(Extracts from a graphics dataset)
::::::::::
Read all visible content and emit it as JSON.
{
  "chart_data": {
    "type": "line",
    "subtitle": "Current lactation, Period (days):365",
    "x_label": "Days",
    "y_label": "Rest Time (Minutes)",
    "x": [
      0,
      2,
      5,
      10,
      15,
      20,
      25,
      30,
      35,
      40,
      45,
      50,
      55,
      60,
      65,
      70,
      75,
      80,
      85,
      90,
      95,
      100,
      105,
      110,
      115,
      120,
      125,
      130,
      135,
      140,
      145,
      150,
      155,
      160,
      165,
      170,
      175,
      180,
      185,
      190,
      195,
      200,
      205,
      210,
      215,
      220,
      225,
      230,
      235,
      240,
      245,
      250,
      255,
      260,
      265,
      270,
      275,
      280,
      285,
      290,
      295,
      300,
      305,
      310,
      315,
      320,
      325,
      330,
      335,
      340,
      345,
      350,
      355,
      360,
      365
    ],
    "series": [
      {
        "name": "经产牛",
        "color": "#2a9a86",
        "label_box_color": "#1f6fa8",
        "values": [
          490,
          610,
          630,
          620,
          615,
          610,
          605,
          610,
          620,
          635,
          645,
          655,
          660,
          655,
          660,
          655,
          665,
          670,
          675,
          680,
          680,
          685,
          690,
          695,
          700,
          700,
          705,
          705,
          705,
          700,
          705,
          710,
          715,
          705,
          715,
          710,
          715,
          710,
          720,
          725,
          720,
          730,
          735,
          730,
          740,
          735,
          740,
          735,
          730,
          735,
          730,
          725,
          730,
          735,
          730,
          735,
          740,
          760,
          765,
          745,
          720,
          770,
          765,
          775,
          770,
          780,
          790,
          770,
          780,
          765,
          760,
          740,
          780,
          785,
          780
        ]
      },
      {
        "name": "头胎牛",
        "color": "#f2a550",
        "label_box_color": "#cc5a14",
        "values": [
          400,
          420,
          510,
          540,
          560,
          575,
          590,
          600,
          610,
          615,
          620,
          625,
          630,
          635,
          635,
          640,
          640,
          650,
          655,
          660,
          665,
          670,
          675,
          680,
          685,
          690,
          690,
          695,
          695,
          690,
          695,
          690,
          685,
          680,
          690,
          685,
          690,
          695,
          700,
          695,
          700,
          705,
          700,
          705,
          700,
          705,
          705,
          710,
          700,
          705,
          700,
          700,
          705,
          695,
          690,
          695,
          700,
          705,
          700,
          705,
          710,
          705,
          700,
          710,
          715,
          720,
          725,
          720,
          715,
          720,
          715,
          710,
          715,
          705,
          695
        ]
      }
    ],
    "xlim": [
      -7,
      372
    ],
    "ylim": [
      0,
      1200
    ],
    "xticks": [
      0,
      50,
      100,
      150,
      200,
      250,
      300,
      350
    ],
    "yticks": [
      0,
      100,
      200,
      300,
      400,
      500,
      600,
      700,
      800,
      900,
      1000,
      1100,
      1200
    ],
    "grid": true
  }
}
::::::::::
__Exercise__: From the records above, extract everything verbatim.

__Answer in full__:
Read all visible content and emit it as JSON.
{
  "chart_data": {
    "type": "line",
    "subtitle": "Current lactation, Period (days):365",
    "x_label": "Days",
    "y_label": "Rest Time (Minutes)",
    "x": [
      0,
      2,
      5,
      10,
      15,
      20,
      25,
      30,
      35,
      40,
      45,
      50,
      55,
      60,
      65,
      70,
      75,
      80,
      85,
      90,
      95,
      100,
      105,
      110,
      115,
      120,
      125,
      130,
      135,
      140,
      145,
      150,
      155,
      160,
      165,
      170,
      175,
      180,
      185,
      190,
      195,
      200,
      205,
      210,
      215,
      220,
      225,
      230,
      235,
      240,
      245,
      250,
      255,
      260,
      265,
      270,
      275,
      280,
      285,
      290,
      295,
      300,
      305,
      310,
      315,
      320,
      325,
      330,
      335,
      340,
      345,
      350,
      355,
      360,
      365
    ],
    "series": [
      {
        "name": "经产牛",
        "color": "#2a9a86",
        "label_box_color": "#1f6fa8",
        "values": [
          490,
          610,
          630,
          620,
          615,
          610,
          605,
          610,
          620,
          635,
          645,
          655,
          660,
          655,
          660,
          655,
          665,
          670,
          675,
          680,
          680,
          685,
          690,
          695,
          700,
          700,
          705,
          705,
          705,
          700,
          705,
          710,
          715,
          705,
          715,
          710,
          715,
          710,
          720,
          725,
          720,
          730,
          735,
          730,
          740,
          735,
          740,
          735,
          730,
          735,
          730,
          725,
          730,
          735,
          730,
          735,
          740,
          760,
          765,
          745,
          720,
          770,
          765,
          775,
          770,
          780,
          790,
          770,
          780,
          765,
          760,
          740,
          780,
          785,
          780
        ]
      },
      {
        "name": "头胎牛",
        "color": "#f2a550",
        "label_box_color": "#cc5a14",
        "values": [
          400,
          420,
          510,
          540,
          560,
          575,
          590,
          600,
          610,
          615,
          620,
          625,
          630,
          635,
          635,
          640,
          640,
          650,
          655,
          660,
          665,
          670,
          675,
          680,
          685,
          690,
          690,
          695,
          695,
          690,
          695,
          690,
          685,
          680,
          690,
          685,
          690,
          695,
          700,
          695,
          700,
          705,
          700,
          705,
          700,
          705,
          705,
          710,
          700,
          705,
          700,
          700,
          705,
          695,
          690,
          695,
          700,
          705,
          700,
          705,
          710,
          705,
          700,
          710,
          715,
          720,
          725,
          720,
          715,
          720,
          715,
          710,
          715,
          705,
          695
        ]
      }
    ],
    "xlim": [
      -7,
      372
    ],
    "ylim": [
      0,
      1200
    ],
    "xticks": [
      0,
      50,
      100,
      150,
      200,
      250,
      300,
      350
    ],
    "yticks": [
      0,
      100,
      200,
      300,
      400,
      500,
      600,
      700,
      800,
      900,
      1000,
      1100,
      1200
    ],
    "grid": true
  }
}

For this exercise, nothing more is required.